**Problem to solve**.
Extract every line of the material that holds the string "meses".

[Raw records]

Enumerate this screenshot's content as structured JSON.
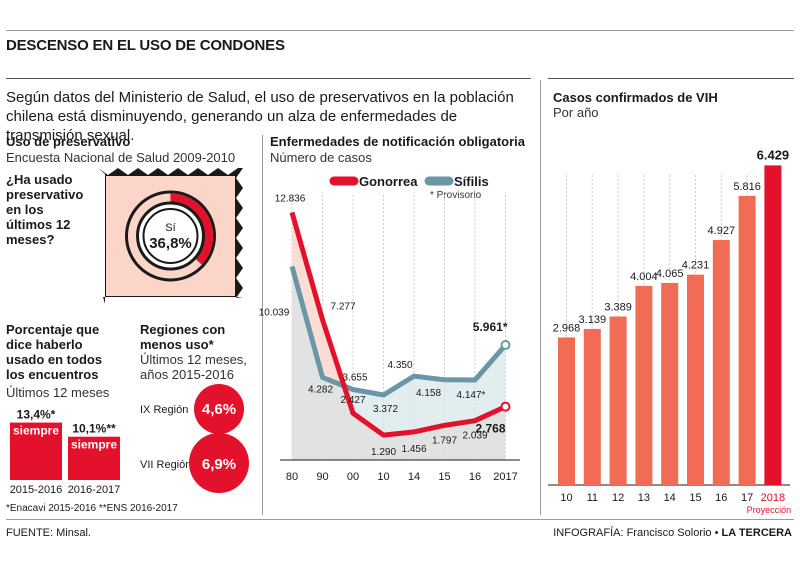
{
  "header": {
    "title": "DESCENSO EN EL USO DE CONDONES",
    "intro": "Según datos del Ministerio de Salud, el uso de preservativos en la población chilena está disminuyendo, generando un alza de enfermedades de transmisión sexual."
  },
  "condom_use": {
    "title": "Uso de preservativo",
    "subtitle": "Encuesta Nacional de Salud 2009-2010",
    "question": "¿Ha usado preservativo en los últimos 12 meses?",
    "answer_label": "Sí",
    "answer_value": "36,8%",
    "fraction": 0.368
  },
  "always_use": {
    "title": "Porcentaje que dice haberlo usado en todos los encuentros",
    "subtitle": "Últimos 12 meses",
    "bars": [
      {
        "value": 13.4,
        "value_label": "13,4%*",
        "word": "siempre",
        "period": "2015-2016"
      },
      {
        "value": 10.1,
        "value_label": "10,1%**",
        "word": "siempre",
        "period": "2016-2017"
      }
    ]
  },
  "regions": {
    "title": "Regiones con menos uso*",
    "subtitle": "Últimos 12 meses, años 2015-2016",
    "items": [
      {
        "name": "IX Región",
        "value": "4,6%"
      },
      {
        "name": "VII Región",
        "value": "6,9%"
      }
    ]
  },
  "footnote": "*Enacavi 2015-2016  **ENS 2016-2017",
  "source": "FUENTE: Minsal.",
  "credit_prefix": "INFOGRAFÍA: Francisco Solorio • ",
  "credit_brand": "LA TERCERA",
  "colors": {
    "red": "#e3112c",
    "salmon": "#f26b55",
    "pale_salmon": "#fbd5c8",
    "teal": "#6a96a6",
    "pale_teal": "#d5e5ea"
  },
  "chart_data": [
    {
      "type": "line",
      "title": "Enfermedades de notificación obligatoria",
      "subtitle": "Número de casos",
      "categories": [
        "80",
        "90",
        "00",
        "10",
        "14",
        "15",
        "16",
        "2017"
      ],
      "series": [
        {
          "name": "Gonorrea",
          "values": [
            12836,
            7277,
            2427,
            1290,
            1456,
            1797,
            2039,
            2768
          ],
          "labels": [
            "12.836",
            "7.277",
            "2.427",
            "1.290",
            "1.456",
            "1.797",
            "2.039",
            "2.768"
          ]
        },
        {
          "name": "Sífilis",
          "values": [
            10039,
            4282,
            3655,
            3372,
            4350,
            4158,
            4147,
            5961
          ],
          "labels": [
            "10.039",
            "4.282",
            "3.655",
            "3.372",
            "4.350",
            "4.158",
            "4.147*",
            "5.961*"
          ]
        }
      ],
      "note": "* Provisorio",
      "ylim": [
        0,
        14000
      ],
      "legend": "top"
    },
    {
      "type": "bar",
      "title": "Casos confirmados de VIH",
      "subtitle": "Por año",
      "categories": [
        "10",
        "11",
        "12",
        "13",
        "14",
        "15",
        "16",
        "17",
        "2018"
      ],
      "values": [
        2968,
        3139,
        3389,
        4004,
        4065,
        4231,
        4927,
        5816,
        6429
      ],
      "labels": [
        "2.968",
        "3.139",
        "3.389",
        "4.004",
        "4.065",
        "4.231",
        "4.927",
        "5.816",
        "6.429"
      ],
      "projection_label": "Proyección",
      "ylim": [
        0,
        7000
      ]
    }
  ]
}
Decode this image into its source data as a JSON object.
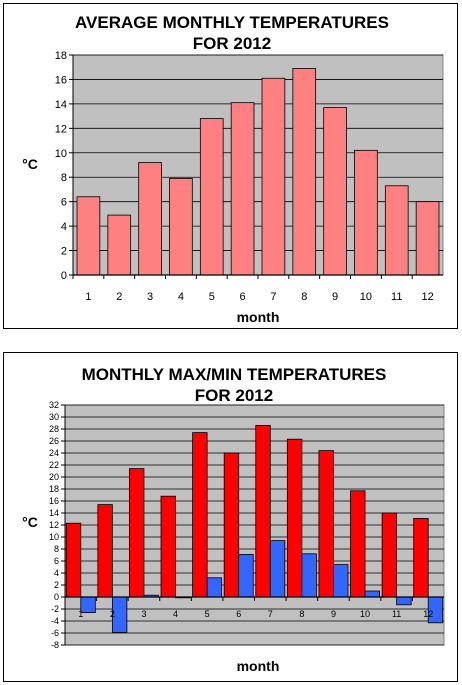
{
  "chart_data": [
    {
      "type": "bar",
      "title_lines": [
        "AVERAGE MONTHLY TEMPERATURES",
        "FOR 2012"
      ],
      "xlabel": "month",
      "ylabel": "°C",
      "ylim": [
        0,
        18
      ],
      "yticks": [
        0,
        2,
        4,
        6,
        8,
        10,
        12,
        14,
        16,
        18
      ],
      "categories": [
        "1",
        "2",
        "3",
        "4",
        "5",
        "6",
        "7",
        "8",
        "9",
        "10",
        "11",
        "12"
      ],
      "series": [
        {
          "values": [
            6.4,
            4.9,
            9.2,
            7.9,
            12.8,
            14.1,
            16.1,
            16.9,
            13.7,
            10.2,
            7.3,
            6.0
          ]
        }
      ],
      "grid": true,
      "colors": {
        "bar": "#ff8080",
        "plot_bg": "#c0c0c0"
      }
    },
    {
      "type": "bar",
      "title_lines": [
        "MONTHLY MAX/MIN TEMPERATURES",
        "FOR 2012"
      ],
      "xlabel": "month",
      "ylabel": "°C",
      "ylim": [
        -8,
        32
      ],
      "yticks": [
        -8,
        -6,
        -4,
        -2,
        0,
        2,
        4,
        6,
        8,
        10,
        12,
        14,
        16,
        18,
        20,
        22,
        24,
        26,
        28,
        30,
        32
      ],
      "categories": [
        "1",
        "2",
        "3",
        "4",
        "5",
        "6",
        "7",
        "8",
        "9",
        "10",
        "11",
        "12"
      ],
      "series": [
        {
          "values": [
            12.3,
            15.4,
            21.4,
            16.8,
            27.4,
            24.0,
            28.6,
            26.3,
            24.4,
            17.7,
            14.0,
            13.1
          ]
        },
        {
          "values": [
            -2.6,
            -5.9,
            0.3,
            -0.1,
            3.2,
            7.1,
            9.4,
            7.2,
            5.4,
            1.0,
            -1.3,
            -4.3
          ]
        }
      ],
      "grid": true,
      "colors": {
        "series": [
          "#ff0000",
          "#3366ff"
        ],
        "plot_bg": "#c0c0c0"
      }
    }
  ]
}
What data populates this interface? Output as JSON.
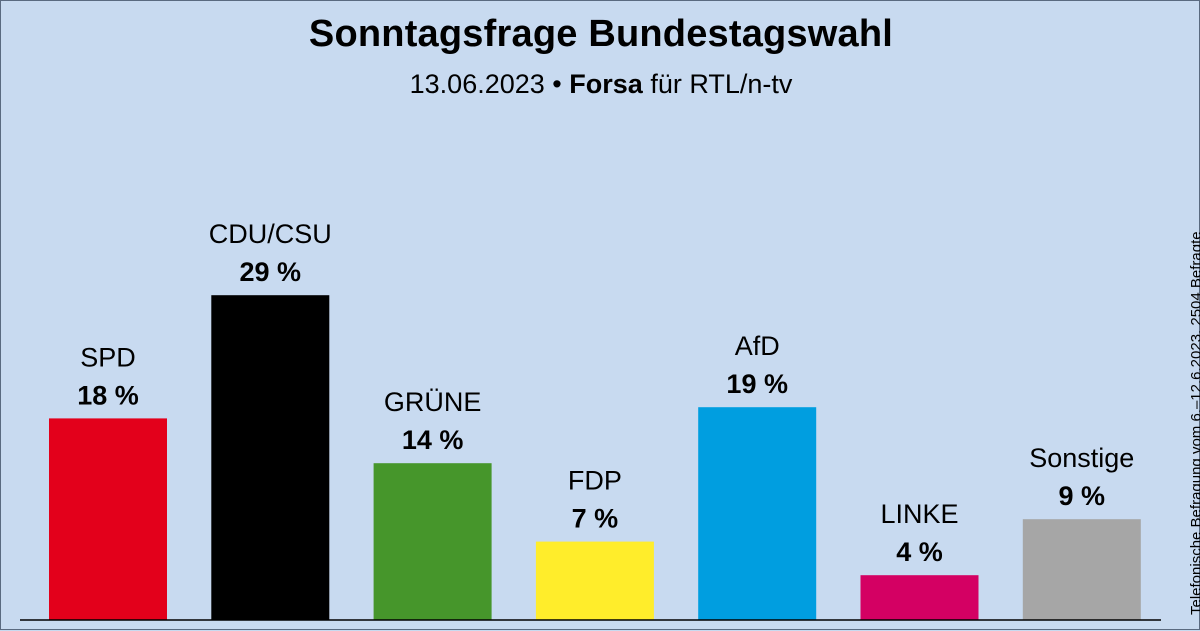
{
  "chart_data": {
    "type": "bar",
    "title": "Sonntagsfrage Bundestagswahl",
    "subtitle": {
      "date": "13.06.2023",
      "separator": "•",
      "institute": "Forsa",
      "client": "für RTL/n-tv"
    },
    "side_note": "Telefonische Befragung vom 6.–12.6.2023, 2504 Befragte",
    "categories": [
      "SPD",
      "CDU/CSU",
      "GRÜNE",
      "FDP",
      "AfD",
      "LINKE",
      "Sonstige"
    ],
    "values": [
      18,
      29,
      14,
      7,
      19,
      4,
      9
    ],
    "value_labels": [
      "18 %",
      "29 %",
      "14 %",
      "7 %",
      "19 %",
      "4 %",
      "9 %"
    ],
    "colors": [
      "#e3001b",
      "#000000",
      "#46962b",
      "#ffed2b",
      "#009ee0",
      "#d40063",
      "#a6a6a6"
    ],
    "ylim": [
      0,
      32
    ],
    "grid": false,
    "legend": "none"
  },
  "colors": {
    "background": "#c8daf0",
    "baseline": "#000000"
  }
}
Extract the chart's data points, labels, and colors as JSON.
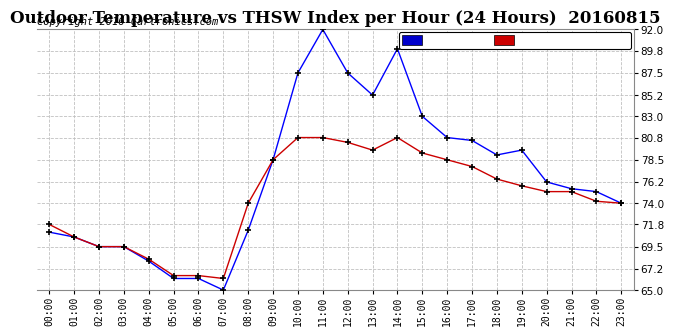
{
  "title": "Outdoor Temperature vs THSW Index per Hour (24 Hours)  20160815",
  "copyright": "Copyright 2016 Cartronics.com",
  "hours": [
    "00:00",
    "01:00",
    "02:00",
    "03:00",
    "04:00",
    "05:00",
    "06:00",
    "07:00",
    "08:00",
    "09:00",
    "10:00",
    "11:00",
    "12:00",
    "13:00",
    "14:00",
    "15:00",
    "16:00",
    "17:00",
    "18:00",
    "19:00",
    "20:00",
    "21:00",
    "22:00",
    "23:00"
  ],
  "thsw": [
    71.0,
    70.5,
    69.5,
    69.5,
    68.0,
    66.2,
    66.2,
    65.0,
    71.2,
    78.5,
    87.5,
    92.0,
    87.5,
    85.2,
    90.0,
    83.0,
    80.8,
    80.5,
    79.0,
    79.5,
    76.2,
    75.5,
    75.2,
    74.0
  ],
  "temp": [
    71.8,
    70.5,
    69.5,
    69.5,
    68.2,
    66.5,
    66.5,
    66.2,
    74.0,
    78.5,
    80.8,
    80.8,
    80.3,
    79.5,
    80.8,
    79.2,
    78.5,
    77.8,
    76.5,
    75.8,
    75.2,
    75.2,
    74.2,
    74.0
  ],
  "thsw_color": "#0000ff",
  "temp_color": "#cc0000",
  "bg_color": "#ffffff",
  "grid_color": "#c0c0c0",
  "ylim": [
    65.0,
    92.0
  ],
  "yticks": [
    65.0,
    67.2,
    69.5,
    71.8,
    74.0,
    76.2,
    78.5,
    80.8,
    83.0,
    85.2,
    87.5,
    89.8,
    92.0
  ],
  "title_fontsize": 12,
  "copyright_fontsize": 7.5,
  "legend_thsw_bg": "#0000cc",
  "legend_temp_bg": "#cc0000"
}
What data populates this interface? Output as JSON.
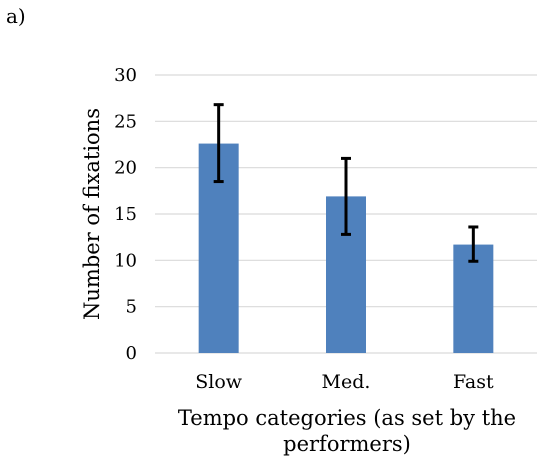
{
  "panel_label": "a)",
  "chart_data": {
    "type": "bar",
    "categories": [
      "Slow",
      "Med.",
      "Fast"
    ],
    "values": [
      22.6,
      16.9,
      11.7
    ],
    "error_upper": [
      26.8,
      21.0,
      13.6
    ],
    "error_lower": [
      18.5,
      12.8,
      9.9
    ],
    "xlabel_lines": [
      "Tempo categories (as set by the",
      "performers)"
    ],
    "ylabel": "Number of fixations",
    "ylim": [
      0,
      30
    ],
    "yticks": [
      "0",
      "5",
      "10",
      "15",
      "20",
      "25",
      "30"
    ],
    "ytick_values": [
      0,
      5,
      10,
      15,
      20,
      25,
      30
    ],
    "grid": true,
    "bar_color": "#4f81bd",
    "grid_color": "#d9d9d9",
    "error_color": "#000000"
  }
}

**Result below**.
    "question": "¿Ha usado preservativo en los últimos 12 meses?",
    "subtitle": "Últimos 12 meses",
    "subtitle": "Últimos 12 meses, años 2015-2016",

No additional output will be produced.